Given problem:
Which lines of the records contain "National"? Collect every one of them.

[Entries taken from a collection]
_____

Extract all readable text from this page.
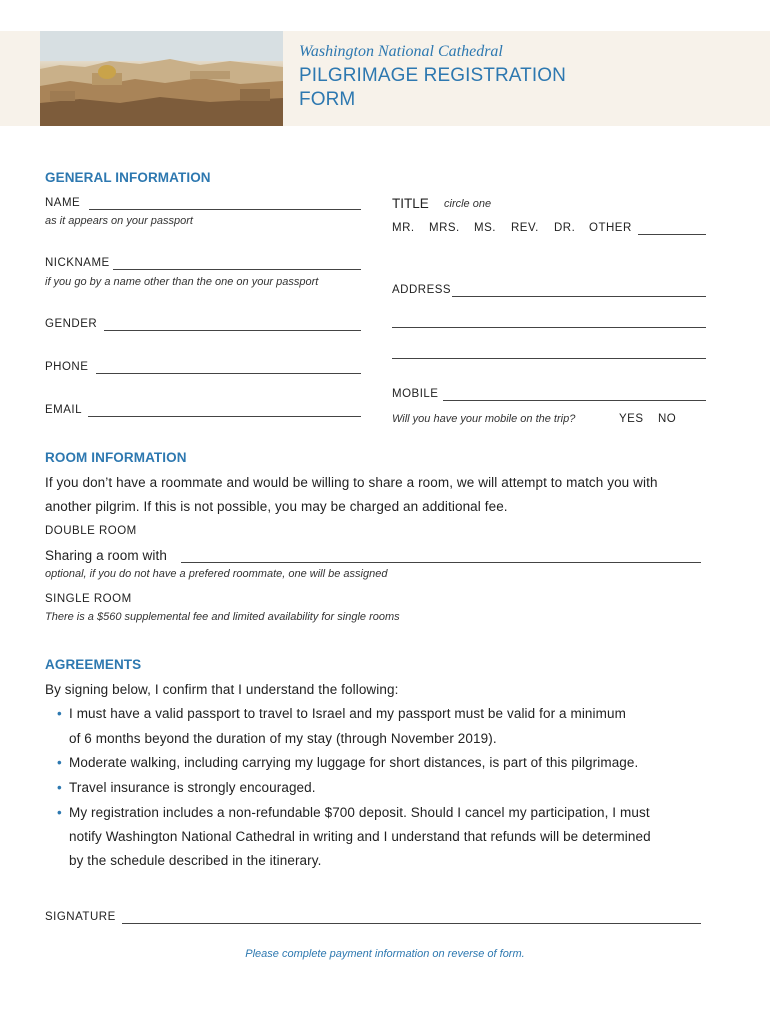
Washington National Cathedral
PILGRIMAGE REGISTRATION
FORM
GENERAL INFORMATION
NAME
as it appears on your passport
NICKNAME
if you go by a name other than the one on your passport
GENDER
PHONE
EMAIL
TITLE circle one
MR. MRS. MS. REV. DR. OTHER
ADDRESS
MOBILE
Will you have your mobile on the trip?	YES NO
ROOM INFORMATION
If you don’t have a roommate and would be willing to share a room, we will attempt to match you with
another pilgrim. If this is not possible, you may be charged an additional fee.
DOUBLE ROOM
Sharing a room with
optional, if you do not have a prefered roommate, one will be assigned
SINGLE ROOM
There is a $560 supplemental fee and limited availability for single rooms
AGREEMENTS
By signing below, I confirm that I understand the following:
• I must have a valid passport to travel to Israel and my passport must be valid for a minimum
of 6 months beyond the duration of my stay (through November 2019).
• Moderate walking, including carrying my luggage for short distances, is part of this pilgrimage.
• Travel insurance is strongly encouraged.
• My registration includes a non-refundable $700 deposit. Should I cancel my participation, I must
notify Washington National Cathedral in writing and I understand that refunds will be determined
by the schedule described in the itinerary.
SIGNATURE
Please complete payment information on reverse of form.
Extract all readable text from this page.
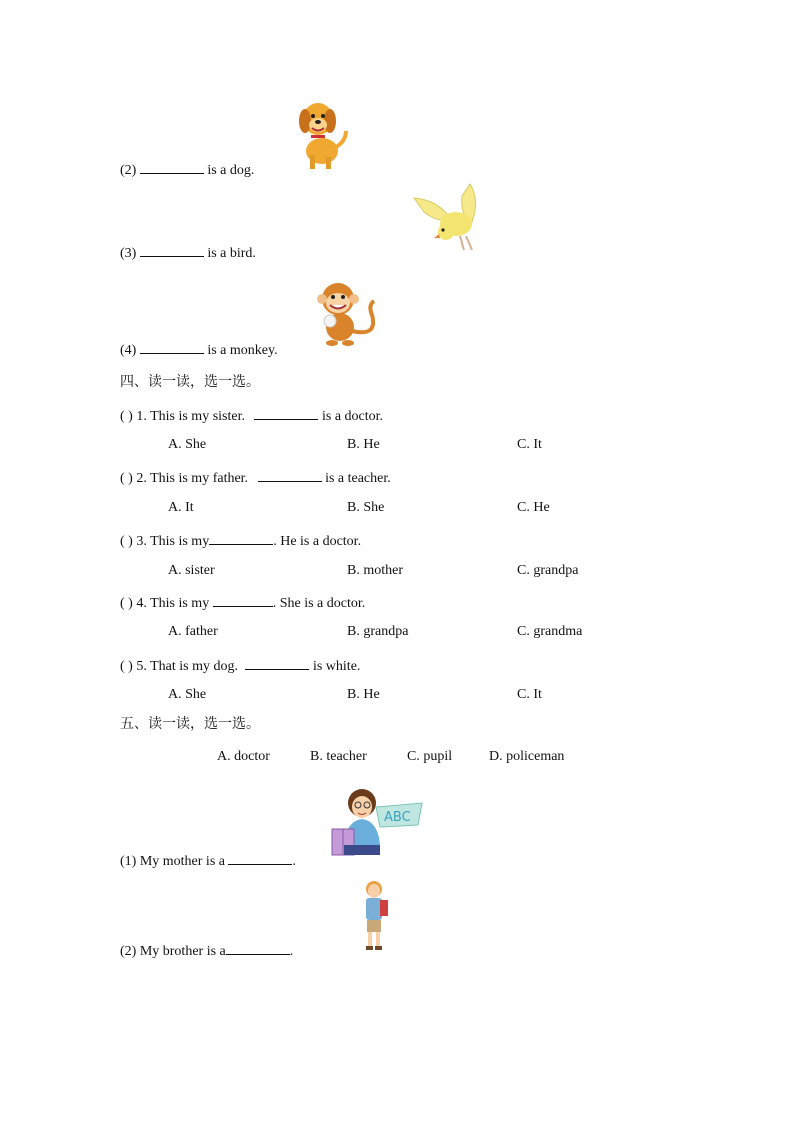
(2)	is a dog.
(3)	is a bird.
(4)	is a monkey.
四、读一读，选一选。
( ) 1. This is my sister.	is a doctor.
A. She	B. He	C. It
( ) 2. This is my father.	is a teacher.
A. It	B. She	C. He
( ) 3. This is my	. He is a doctor.
A. sister	B. mother	C. grandpa
( ) 4. This is my	. She is a doctor.
A. father	B. grandpa	C. grandma
( ) 5. That is my dog.	is white.
A. She	B. He	C. It
五、读一读，选一选。
A. doctor	B. teacher	C. pupil	D. policeman
ABC
(1) My mother is a	.
(2) My brother is a	.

_____

Complete response:
Washington National Cathedral
notify Washington National Cathedral in writing and I understand that refunds will be determined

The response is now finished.